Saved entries
+ + + + +

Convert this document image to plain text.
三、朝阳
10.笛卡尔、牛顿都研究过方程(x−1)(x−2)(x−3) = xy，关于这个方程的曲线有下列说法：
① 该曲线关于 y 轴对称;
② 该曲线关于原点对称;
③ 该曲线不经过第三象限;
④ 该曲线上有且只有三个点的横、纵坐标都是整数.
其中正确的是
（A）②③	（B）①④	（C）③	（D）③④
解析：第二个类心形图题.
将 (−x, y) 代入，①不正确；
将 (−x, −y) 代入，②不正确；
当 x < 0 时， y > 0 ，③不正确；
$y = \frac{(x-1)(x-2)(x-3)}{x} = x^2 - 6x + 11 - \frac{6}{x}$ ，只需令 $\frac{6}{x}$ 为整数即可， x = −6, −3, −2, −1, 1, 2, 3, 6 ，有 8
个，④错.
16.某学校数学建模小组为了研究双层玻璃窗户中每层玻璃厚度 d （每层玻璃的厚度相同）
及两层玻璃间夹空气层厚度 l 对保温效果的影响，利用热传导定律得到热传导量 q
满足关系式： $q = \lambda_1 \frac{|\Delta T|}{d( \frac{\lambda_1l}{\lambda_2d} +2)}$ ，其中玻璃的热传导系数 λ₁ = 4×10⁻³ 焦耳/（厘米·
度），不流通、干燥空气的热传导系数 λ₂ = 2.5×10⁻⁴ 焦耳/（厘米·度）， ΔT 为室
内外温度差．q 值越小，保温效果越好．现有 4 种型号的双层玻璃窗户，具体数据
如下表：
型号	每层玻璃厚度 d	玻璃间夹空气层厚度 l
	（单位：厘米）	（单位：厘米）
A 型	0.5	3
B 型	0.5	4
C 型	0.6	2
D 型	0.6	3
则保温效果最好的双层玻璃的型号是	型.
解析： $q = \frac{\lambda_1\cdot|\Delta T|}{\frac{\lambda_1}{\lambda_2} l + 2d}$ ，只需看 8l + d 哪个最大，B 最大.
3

+ + + + +

__What you have to do__:
Give an exact repetition of all the material.

__Result of the exercise__:
Convert this document image to plain text.
三、朝阳
10.笛卡尔、牛顿都研究过方程(x−1)(x−2)(x−3) = xy，关于这个方程的曲线有下列说法：
① 该曲线关于 y 轴对称;
② 该曲线关于原点对称;
③ 该曲线不经过第三象限;
④ 该曲线上有且只有三个点的横、纵坐标都是整数.
其中正确的是
（A）②③	（B）①④	（C）③	（D）③④
解析：第二个类心形图题.
将 (−x, y) 代入，①不正确；
将 (−x, −y) 代入，②不正确；
当 x < 0 时， y > 0 ，③不正确；
$y = \frac{(x-1)(x-2)(x-3)}{x} = x^2 - 6x + 11 - \frac{6}{x}$ ，只需令 $\frac{6}{x}$ 为整数即可， x = −6, −3, −2, −1, 1, 2, 3, 6 ，有 8
个，④错.
16.某学校数学建模小组为了研究双层玻璃窗户中每层玻璃厚度 d （每层玻璃的厚度相同）
及两层玻璃间夹空气层厚度 l 对保温效果的影响，利用热传导定律得到热传导量 q
满足关系式： $q = \lambda_1 \frac{|\Delta T|}{d( \frac{\lambda_1l}{\lambda_2d} +2)}$ ，其中玻璃的热传导系数 λ₁ = 4×10⁻³ 焦耳/（厘米·
度），不流通、干燥空气的热传导系数 λ₂ = 2.5×10⁻⁴ 焦耳/（厘米·度）， ΔT 为室
内外温度差．q 值越小，保温效果越好．现有 4 种型号的双层玻璃窗户，具体数据
如下表：
型号	每层玻璃厚度 d	玻璃间夹空气层厚度 l
	（单位：厘米）	（单位：厘米）
A 型	0.5	3
B 型	0.5	4
C 型	0.6	2
D 型	0.6	3
则保温效果最好的双层玻璃的型号是	型.
解析： $q = \frac{\lambda_1\cdot|\Delta T|}{\frac{\lambda_1}{\lambda_2} l + 2d}$ ，只需看 8l + d 哪个最大，B 最大.
3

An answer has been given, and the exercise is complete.